_Given task_.
Each entry must appear again exactly as it does in the source.

_Data in this exercise_.
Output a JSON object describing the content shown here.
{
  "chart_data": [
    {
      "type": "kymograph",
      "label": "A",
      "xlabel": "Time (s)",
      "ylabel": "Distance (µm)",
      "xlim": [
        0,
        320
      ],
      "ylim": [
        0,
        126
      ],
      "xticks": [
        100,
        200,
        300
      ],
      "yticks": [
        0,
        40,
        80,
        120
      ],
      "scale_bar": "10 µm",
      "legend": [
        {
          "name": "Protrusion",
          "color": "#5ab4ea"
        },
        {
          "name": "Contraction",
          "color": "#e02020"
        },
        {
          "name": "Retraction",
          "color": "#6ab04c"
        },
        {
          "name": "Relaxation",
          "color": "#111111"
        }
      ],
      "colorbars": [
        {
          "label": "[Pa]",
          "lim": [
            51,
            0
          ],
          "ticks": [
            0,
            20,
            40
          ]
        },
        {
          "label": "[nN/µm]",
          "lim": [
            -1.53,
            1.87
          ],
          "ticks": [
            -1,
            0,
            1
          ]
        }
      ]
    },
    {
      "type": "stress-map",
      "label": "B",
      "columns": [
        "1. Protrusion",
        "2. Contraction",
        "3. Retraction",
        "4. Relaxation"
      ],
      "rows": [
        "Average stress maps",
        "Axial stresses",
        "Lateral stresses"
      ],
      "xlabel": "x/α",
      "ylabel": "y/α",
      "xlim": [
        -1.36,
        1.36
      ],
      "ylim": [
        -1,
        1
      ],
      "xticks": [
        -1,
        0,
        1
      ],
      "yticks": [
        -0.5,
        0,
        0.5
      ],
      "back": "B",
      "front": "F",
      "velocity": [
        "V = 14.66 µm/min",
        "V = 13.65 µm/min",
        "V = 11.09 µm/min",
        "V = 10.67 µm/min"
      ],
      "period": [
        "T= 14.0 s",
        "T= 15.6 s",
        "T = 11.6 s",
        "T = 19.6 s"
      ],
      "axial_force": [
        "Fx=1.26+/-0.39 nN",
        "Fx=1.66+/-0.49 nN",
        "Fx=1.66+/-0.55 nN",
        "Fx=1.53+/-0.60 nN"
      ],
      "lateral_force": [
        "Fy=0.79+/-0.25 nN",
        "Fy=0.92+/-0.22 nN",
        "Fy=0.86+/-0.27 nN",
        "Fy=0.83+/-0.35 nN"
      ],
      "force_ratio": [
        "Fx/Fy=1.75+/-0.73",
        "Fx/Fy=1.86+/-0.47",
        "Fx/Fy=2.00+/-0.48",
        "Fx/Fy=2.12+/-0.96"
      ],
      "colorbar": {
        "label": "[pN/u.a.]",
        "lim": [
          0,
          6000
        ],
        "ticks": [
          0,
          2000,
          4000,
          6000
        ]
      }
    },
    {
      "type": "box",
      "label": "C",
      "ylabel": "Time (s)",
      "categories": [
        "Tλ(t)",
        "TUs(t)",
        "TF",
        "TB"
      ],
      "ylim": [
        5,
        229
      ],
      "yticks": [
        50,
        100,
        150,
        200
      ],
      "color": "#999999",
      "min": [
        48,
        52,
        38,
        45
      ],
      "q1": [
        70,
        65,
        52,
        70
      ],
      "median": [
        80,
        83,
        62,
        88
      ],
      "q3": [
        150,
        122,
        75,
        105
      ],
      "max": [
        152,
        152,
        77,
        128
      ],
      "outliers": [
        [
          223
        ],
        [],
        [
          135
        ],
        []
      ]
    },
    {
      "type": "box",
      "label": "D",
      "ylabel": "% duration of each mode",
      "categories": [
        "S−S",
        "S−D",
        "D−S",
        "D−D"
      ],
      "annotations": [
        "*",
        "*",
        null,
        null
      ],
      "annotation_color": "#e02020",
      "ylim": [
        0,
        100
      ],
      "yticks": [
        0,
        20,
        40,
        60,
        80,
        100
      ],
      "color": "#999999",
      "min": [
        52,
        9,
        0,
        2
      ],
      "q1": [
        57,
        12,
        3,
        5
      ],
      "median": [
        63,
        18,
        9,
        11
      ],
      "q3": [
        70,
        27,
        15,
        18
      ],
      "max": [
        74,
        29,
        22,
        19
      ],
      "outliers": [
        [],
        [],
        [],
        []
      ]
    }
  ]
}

_Response to the task_.
Output a JSON object describing the content shown here.
{
  "chart_data": [
    {
      "type": "kymograph",
      "label": "A",
      "xlabel": "Time (s)",
      "ylabel": "Distance (µm)",
      "xlim": [
        0,
        320
      ],
      "ylim": [
        0,
        126
      ],
      "xticks": [
        100,
        200,
        300
      ],
      "yticks": [
        0,
        40,
        80,
        120
      ],
      "scale_bar": "10 µm",
      "legend": [
        {
          "name": "Protrusion",
          "color": "#5ab4ea"
        },
        {
          "name": "Contraction",
          "color": "#e02020"
        },
        {
          "name": "Retraction",
          "color": "#6ab04c"
        },
        {
          "name": "Relaxation",
          "color": "#111111"
        }
      ],
      "colorbars": [
        {
          "label": "[Pa]",
          "lim": [
            51,
            0
          ],
          "ticks": [
            0,
            20,
            40
          ]
        },
        {
          "label": "[nN/µm]",
          "lim": [
            -1.53,
            1.87
          ],
          "ticks": [
            -1,
            0,
            1
          ]
        }
      ]
    },
    {
      "type": "stress-map",
      "label": "B",
      "columns": [
        "1. Protrusion",
        "2. Contraction",
        "3. Retraction",
        "4. Relaxation"
      ],
      "rows": [
        "Average stress maps",
        "Axial stresses",
        "Lateral stresses"
      ],
      "xlabel": "x/α",
      "ylabel": "y/α",
      "xlim": [
        -1.36,
        1.36
      ],
      "ylim": [
        -1,
        1
      ],
      "xticks": [
        -1,
        0,
        1
      ],
      "yticks": [
        -0.5,
        0,
        0.5
      ],
      "back": "B",
      "front": "F",
      "velocity": [
        "V = 14.66 µm/min",
        "V = 13.65 µm/min",
        "V = 11.09 µm/min",
        "V = 10.67 µm/min"
      ],
      "period": [
        "T= 14.0 s",
        "T= 15.6 s",
        "T = 11.6 s",
        "T = 19.6 s"
      ],
      "axial_force": [
        "Fx=1.26+/-0.39 nN",
        "Fx=1.66+/-0.49 nN",
        "Fx=1.66+/-0.55 nN",
        "Fx=1.53+/-0.60 nN"
      ],
      "lateral_force": [
        "Fy=0.79+/-0.25 nN",
        "Fy=0.92+/-0.22 nN",
        "Fy=0.86+/-0.27 nN",
        "Fy=0.83+/-0.35 nN"
      ],
      "force_ratio": [
        "Fx/Fy=1.75+/-0.73",
        "Fx/Fy=1.86+/-0.47",
        "Fx/Fy=2.00+/-0.48",
        "Fx/Fy=2.12+/-0.96"
      ],
      "colorbar": {
        "label": "[pN/u.a.]",
        "lim": [
          0,
          6000
        ],
        "ticks": [
          0,
          2000,
          4000,
          6000
        ]
      }
    },
    {
      "type": "box",
      "label": "C",
      "ylabel": "Time (s)",
      "categories": [
        "Tλ(t)",
        "TUs(t)",
        "TF",
        "TB"
      ],
      "ylim": [
        5,
        229
      ],
      "yticks": [
        50,
        100,
        150,
        200
      ],
      "color": "#999999",
      "min": [
        48,
        52,
        38,
        45
      ],
      "q1": [
        70,
        65,
        52,
        70
      ],
      "median": [
        80,
        83,
        62,
        88
      ],
      "q3": [
        150,
        122,
        75,
        105
      ],
      "max": [
        152,
        152,
        77,
        128
      ],
      "outliers": [
        [
          223
        ],
        [],
        [
          135
        ],
        []
      ]
    },
    {
      "type": "box",
      "label": "D",
      "ylabel": "% duration of each mode",
      "categories": [
        "S−S",
        "S−D",
        "D−S",
        "D−D"
      ],
      "annotations": [
        "*",
        "*",
        null,
        null
      ],
      "annotation_color": "#e02020",
      "ylim": [
        0,
        100
      ],
      "yticks": [
        0,
        20,
        40,
        60,
        80,
        100
      ],
      "color": "#999999",
      "min": [
        52,
        9,
        0,
        2
      ],
      "q1": [
        57,
        12,
        3,
        5
      ],
      "median": [
        63,
        18,
        9,
        11
      ],
      "q3": [
        70,
        27,
        15,
        18
      ],
      "max": [
        74,
        29,
        22,
        19
      ],
      "outliers": [
        [],
        [],
        [],
        []
      ]
    }
  ]
}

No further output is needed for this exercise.